### PROMPT:
Quote all of the data below exactly, please.

### DATA IN THIS EXERCISE:

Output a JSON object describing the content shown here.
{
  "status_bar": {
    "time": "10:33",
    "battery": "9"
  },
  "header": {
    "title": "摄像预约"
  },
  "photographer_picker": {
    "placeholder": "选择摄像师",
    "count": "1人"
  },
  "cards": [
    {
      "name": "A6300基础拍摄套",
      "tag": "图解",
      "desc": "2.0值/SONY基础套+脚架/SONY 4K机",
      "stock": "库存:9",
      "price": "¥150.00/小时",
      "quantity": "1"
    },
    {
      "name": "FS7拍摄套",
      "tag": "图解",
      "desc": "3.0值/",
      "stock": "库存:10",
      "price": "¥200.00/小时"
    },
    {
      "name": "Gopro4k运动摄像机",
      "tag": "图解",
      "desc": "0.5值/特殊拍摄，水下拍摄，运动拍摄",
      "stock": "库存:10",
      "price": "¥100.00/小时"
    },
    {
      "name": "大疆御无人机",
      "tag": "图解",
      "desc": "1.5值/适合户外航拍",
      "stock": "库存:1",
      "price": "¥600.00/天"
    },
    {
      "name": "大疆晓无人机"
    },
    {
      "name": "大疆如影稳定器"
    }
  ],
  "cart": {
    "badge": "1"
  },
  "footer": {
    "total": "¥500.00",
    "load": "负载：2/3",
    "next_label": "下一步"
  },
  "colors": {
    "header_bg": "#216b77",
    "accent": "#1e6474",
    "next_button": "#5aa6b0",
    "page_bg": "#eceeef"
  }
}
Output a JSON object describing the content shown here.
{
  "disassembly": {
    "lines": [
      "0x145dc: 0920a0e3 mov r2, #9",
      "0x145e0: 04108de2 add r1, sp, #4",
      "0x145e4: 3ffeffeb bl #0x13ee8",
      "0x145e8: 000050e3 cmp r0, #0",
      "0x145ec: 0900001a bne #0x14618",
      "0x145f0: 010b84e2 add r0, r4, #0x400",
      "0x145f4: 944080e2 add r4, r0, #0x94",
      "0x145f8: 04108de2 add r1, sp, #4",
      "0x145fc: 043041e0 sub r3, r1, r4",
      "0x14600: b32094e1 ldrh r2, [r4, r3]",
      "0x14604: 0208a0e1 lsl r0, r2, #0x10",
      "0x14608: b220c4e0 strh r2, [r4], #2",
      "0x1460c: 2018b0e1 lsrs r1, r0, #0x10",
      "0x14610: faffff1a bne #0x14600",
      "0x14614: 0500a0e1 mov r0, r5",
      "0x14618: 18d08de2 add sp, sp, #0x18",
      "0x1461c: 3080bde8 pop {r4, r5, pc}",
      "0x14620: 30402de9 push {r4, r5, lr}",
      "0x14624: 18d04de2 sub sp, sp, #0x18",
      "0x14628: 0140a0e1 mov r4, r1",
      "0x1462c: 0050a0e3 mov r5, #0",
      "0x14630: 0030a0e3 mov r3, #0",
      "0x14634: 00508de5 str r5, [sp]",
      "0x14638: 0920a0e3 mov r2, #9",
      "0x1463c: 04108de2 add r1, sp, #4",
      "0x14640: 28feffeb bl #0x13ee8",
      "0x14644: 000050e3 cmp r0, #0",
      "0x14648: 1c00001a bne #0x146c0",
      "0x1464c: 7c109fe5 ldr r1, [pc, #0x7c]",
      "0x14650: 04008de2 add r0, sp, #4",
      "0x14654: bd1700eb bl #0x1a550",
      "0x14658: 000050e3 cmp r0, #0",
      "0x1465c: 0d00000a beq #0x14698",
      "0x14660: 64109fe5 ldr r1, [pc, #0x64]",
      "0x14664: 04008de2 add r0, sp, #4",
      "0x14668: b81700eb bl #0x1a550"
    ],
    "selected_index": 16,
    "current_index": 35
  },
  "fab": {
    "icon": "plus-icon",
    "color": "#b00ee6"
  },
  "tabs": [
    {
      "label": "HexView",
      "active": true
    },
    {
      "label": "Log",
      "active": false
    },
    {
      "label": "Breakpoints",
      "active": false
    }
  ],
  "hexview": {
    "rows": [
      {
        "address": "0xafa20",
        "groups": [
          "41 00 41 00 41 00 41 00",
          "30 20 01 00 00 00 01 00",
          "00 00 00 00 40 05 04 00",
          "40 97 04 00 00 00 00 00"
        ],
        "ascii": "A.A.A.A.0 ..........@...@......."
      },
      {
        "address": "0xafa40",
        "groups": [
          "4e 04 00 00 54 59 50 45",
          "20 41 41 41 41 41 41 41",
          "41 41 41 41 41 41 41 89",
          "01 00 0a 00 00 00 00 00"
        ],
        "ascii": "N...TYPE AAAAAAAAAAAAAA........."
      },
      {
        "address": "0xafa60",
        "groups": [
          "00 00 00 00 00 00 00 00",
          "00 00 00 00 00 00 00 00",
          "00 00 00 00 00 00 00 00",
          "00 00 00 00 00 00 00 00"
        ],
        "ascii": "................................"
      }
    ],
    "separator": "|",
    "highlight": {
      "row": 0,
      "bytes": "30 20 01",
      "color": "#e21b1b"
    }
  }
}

### ANSWER TO THIS TASK:
Output a JSON object describing the content shown here.
{
  "status_bar": {
    "time": "10:33",
    "battery": "9"
  },
  "header": {
    "title": "摄像预约"
  },
  "photographer_picker": {
    "placeholder": "选择摄像师",
    "count": "1人"
  },
  "cards": [
    {
      "name": "A6300基础拍摄套",
      "tag": "图解",
      "desc": "2.0值/SONY基础套+脚架/SONY 4K机",
      "stock": "库存:9",
      "price": "¥150.00/小时",
      "quantity": "1"
    },
    {
      "name": "FS7拍摄套",
      "tag": "图解",
      "desc": "3.0值/",
      "stock": "库存:10",
      "price": "¥200.00/小时"
    },
    {
      "name": "Gopro4k运动摄像机",
      "tag": "图解",
      "desc": "0.5值/特殊拍摄，水下拍摄，运动拍摄",
      "stock": "库存:10",
      "price": "¥100.00/小时"
    },
    {
      "name": "大疆御无人机",
      "tag": "图解",
      "desc": "1.5值/适合户外航拍",
      "stock": "库存:1",
      "price": "¥600.00/天"
    },
    {
      "name": "大疆晓无人机"
    },
    {
      "name": "大疆如影稳定器"
    }
  ],
  "cart": {
    "badge": "1"
  },
  "footer": {
    "total": "¥500.00",
    "load": "负载：2/3",
    "next_label": "下一步"
  },
  "colors": {
    "header_bg": "#216b77",
    "accent": "#1e6474",
    "next_button": "#5aa6b0",
    "page_bg": "#eceeef"
  }
}
Output a JSON object describing the content shown here.
{
  "disassembly": {
    "lines": [
      "0x145dc: 0920a0e3 mov r2, #9",
      "0x145e0: 04108de2 add r1, sp, #4",
      "0x145e4: 3ffeffeb bl #0x13ee8",
      "0x145e8: 000050e3 cmp r0, #0",
      "0x145ec: 0900001a bne #0x14618",
      "0x145f0: 010b84e2 add r0, r4, #0x400",
      "0x145f4: 944080e2 add r4, r0, #0x94",
      "0x145f8: 04108de2 add r1, sp, #4",
      "0x145fc: 043041e0 sub r3, r1, r4",
      "0x14600: b32094e1 ldrh r2, [r4, r3]",
      "0x14604: 0208a0e1 lsl r0, r2, #0x10",
      "0x14608: b220c4e0 strh r2, [r4], #2",
      "0x1460c: 2018b0e1 lsrs r1, r0, #0x10",
      "0x14610: faffff1a bne #0x14600",
      "0x14614: 0500a0e1 mov r0, r5",
      "0x14618: 18d08de2 add sp, sp, #0x18",
      "0x1461c: 3080bde8 pop {r4, r5, pc}",
      "0x14620: 30402de9 push {r4, r5, lr}",
      "0x14624: 18d04de2 sub sp, sp, #0x18",
      "0x14628: 0140a0e1 mov r4, r1",
      "0x1462c: 0050a0e3 mov r5, #0",
      "0x14630: 0030a0e3 mov r3, #0",
      "0x14634: 00508de5 str r5, [sp]",
      "0x14638: 0920a0e3 mov r2, #9",
      "0x1463c: 04108de2 add r1, sp, #4",
      "0x14640: 28feffeb bl #0x13ee8",
      "0x14644: 000050e3 cmp r0, #0",
      "0x14648: 1c00001a bne #0x146c0",
      "0x1464c: 7c109fe5 ldr r1, [pc, #0x7c]",
      "0x14650: 04008de2 add r0, sp, #4",
      "0x14654: bd1700eb bl #0x1a550",
      "0x14658: 000050e3 cmp r0, #0",
      "0x1465c: 0d00000a beq #0x14698",
      "0x14660: 64109fe5 ldr r1, [pc, #0x64]",
      "0x14664: 04008de2 add r0, sp, #4",
      "0x14668: b81700eb bl #0x1a550"
    ],
    "selected_index": 16,
    "current_index": 35
  },
  "fab": {
    "icon": "plus-icon",
    "color": "#b00ee6"
  },
  "tabs": [
    {
      "label": "HexView",
      "active": true
    },
    {
      "label": "Log",
      "active": false
    },
    {
      "label": "Breakpoints",
      "active": false
    }
  ],
  "hexview": {
    "rows": [
      {
        "address": "0xafa20",
        "groups": [
          "41 00 41 00 41 00 41 00",
          "30 20 01 00 00 00 01 00",
          "00 00 00 00 40 05 04 00",
          "40 97 04 00 00 00 00 00"
        ],
        "ascii": "A.A.A.A.0 ..........@...@......."
      },
      {
        "address": "0xafa40",
        "groups": [
          "4e 04 00 00 54 59 50 45",
          "20 41 41 41 41 41 41 41",
          "41 41 41 41 41 41 41 89",
          "01 00 0a 00 00 00 00 00"
        ],
        "ascii": "N...TYPE AAAAAAAAAAAAAA........."
      },
      {
        "address": "0xafa60",
        "groups": [
          "00 00 00 00 00 00 00 00",
          "00 00 00 00 00 00 00 00",
          "00 00 00 00 00 00 00 00",
          "00 00 00 00 00 00 00 00"
        ],
        "ascii": "................................"
      }
    ],
    "separator": "|",
    "highlight": {
      "row": 0,
      "bytes": "30 20 01",
      "color": "#e21b1b"
    }
  }
}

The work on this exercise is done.